_Task requirements_
Return all of the entries exactly, with nothing added or left out.

_Data section_

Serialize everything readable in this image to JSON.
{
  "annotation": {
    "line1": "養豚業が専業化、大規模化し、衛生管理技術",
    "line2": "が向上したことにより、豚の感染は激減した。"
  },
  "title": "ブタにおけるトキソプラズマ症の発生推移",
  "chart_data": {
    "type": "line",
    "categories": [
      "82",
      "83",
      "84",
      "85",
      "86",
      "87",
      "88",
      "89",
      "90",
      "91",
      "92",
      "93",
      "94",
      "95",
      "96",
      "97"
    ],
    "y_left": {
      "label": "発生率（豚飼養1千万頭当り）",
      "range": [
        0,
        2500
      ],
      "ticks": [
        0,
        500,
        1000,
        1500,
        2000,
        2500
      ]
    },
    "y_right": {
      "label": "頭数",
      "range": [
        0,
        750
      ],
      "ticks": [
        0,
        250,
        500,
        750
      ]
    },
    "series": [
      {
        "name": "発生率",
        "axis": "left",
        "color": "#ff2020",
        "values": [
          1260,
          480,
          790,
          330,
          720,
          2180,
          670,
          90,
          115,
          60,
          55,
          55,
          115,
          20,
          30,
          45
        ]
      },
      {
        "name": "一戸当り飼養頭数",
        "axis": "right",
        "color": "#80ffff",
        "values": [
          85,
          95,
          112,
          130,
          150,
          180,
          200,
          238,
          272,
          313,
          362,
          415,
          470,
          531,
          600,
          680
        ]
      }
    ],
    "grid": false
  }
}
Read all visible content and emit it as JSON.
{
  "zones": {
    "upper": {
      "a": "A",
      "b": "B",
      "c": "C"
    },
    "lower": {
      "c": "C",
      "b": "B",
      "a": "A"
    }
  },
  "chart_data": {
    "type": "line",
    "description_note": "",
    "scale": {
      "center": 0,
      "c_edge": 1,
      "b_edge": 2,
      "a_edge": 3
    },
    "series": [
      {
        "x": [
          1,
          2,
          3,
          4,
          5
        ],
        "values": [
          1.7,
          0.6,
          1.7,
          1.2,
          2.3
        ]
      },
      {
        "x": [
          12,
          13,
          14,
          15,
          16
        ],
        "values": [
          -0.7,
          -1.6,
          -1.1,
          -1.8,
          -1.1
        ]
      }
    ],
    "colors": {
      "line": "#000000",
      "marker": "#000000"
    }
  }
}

_Completed task_
Serialize everything readable in this image to JSON.
{
  "annotation": {
    "line1": "養豚業が専業化、大規模化し、衛生管理技術",
    "line2": "が向上したことにより、豚の感染は激減した。"
  },
  "title": "ブタにおけるトキソプラズマ症の発生推移",
  "chart_data": {
    "type": "line",
    "categories": [
      "82",
      "83",
      "84",
      "85",
      "86",
      "87",
      "88",
      "89",
      "90",
      "91",
      "92",
      "93",
      "94",
      "95",
      "96",
      "97"
    ],
    "y_left": {
      "label": "発生率（豚飼養1千万頭当り）",
      "range": [
        0,
        2500
      ],
      "ticks": [
        0,
        500,
        1000,
        1500,
        2000,
        2500
      ]
    },
    "y_right": {
      "label": "頭数",
      "range": [
        0,
        750
      ],
      "ticks": [
        0,
        250,
        500,
        750
      ]
    },
    "series": [
      {
        "name": "発生率",
        "axis": "left",
        "color": "#ff2020",
        "values": [
          1260,
          480,
          790,
          330,
          720,
          2180,
          670,
          90,
          115,
          60,
          55,
          55,
          115,
          20,
          30,
          45
        ]
      },
      {
        "name": "一戸当り飼養頭数",
        "axis": "right",
        "color": "#80ffff",
        "values": [
          85,
          95,
          112,
          130,
          150,
          180,
          200,
          238,
          272,
          313,
          362,
          415,
          470,
          531,
          600,
          680
        ]
      }
    ],
    "grid": false
  }
}
Read all visible content and emit it as JSON.
{
  "zones": {
    "upper": {
      "a": "A",
      "b": "B",
      "c": "C"
    },
    "lower": {
      "c": "C",
      "b": "B",
      "a": "A"
    }
  },
  "chart_data": {
    "type": "line",
    "description_note": "",
    "scale": {
      "center": 0,
      "c_edge": 1,
      "b_edge": 2,
      "a_edge": 3
    },
    "series": [
      {
        "x": [
          1,
          2,
          3,
          4,
          5
        ],
        "values": [
          1.7,
          0.6,
          1.7,
          1.2,
          2.3
        ]
      },
      {
        "x": [
          12,
          13,
          14,
          15,
          16
        ],
        "values": [
          -0.7,
          -1.6,
          -1.1,
          -1.8,
          -1.1
        ]
      }
    ],
    "colors": {
      "line": "#000000",
      "marker": "#000000"
    }
  }
}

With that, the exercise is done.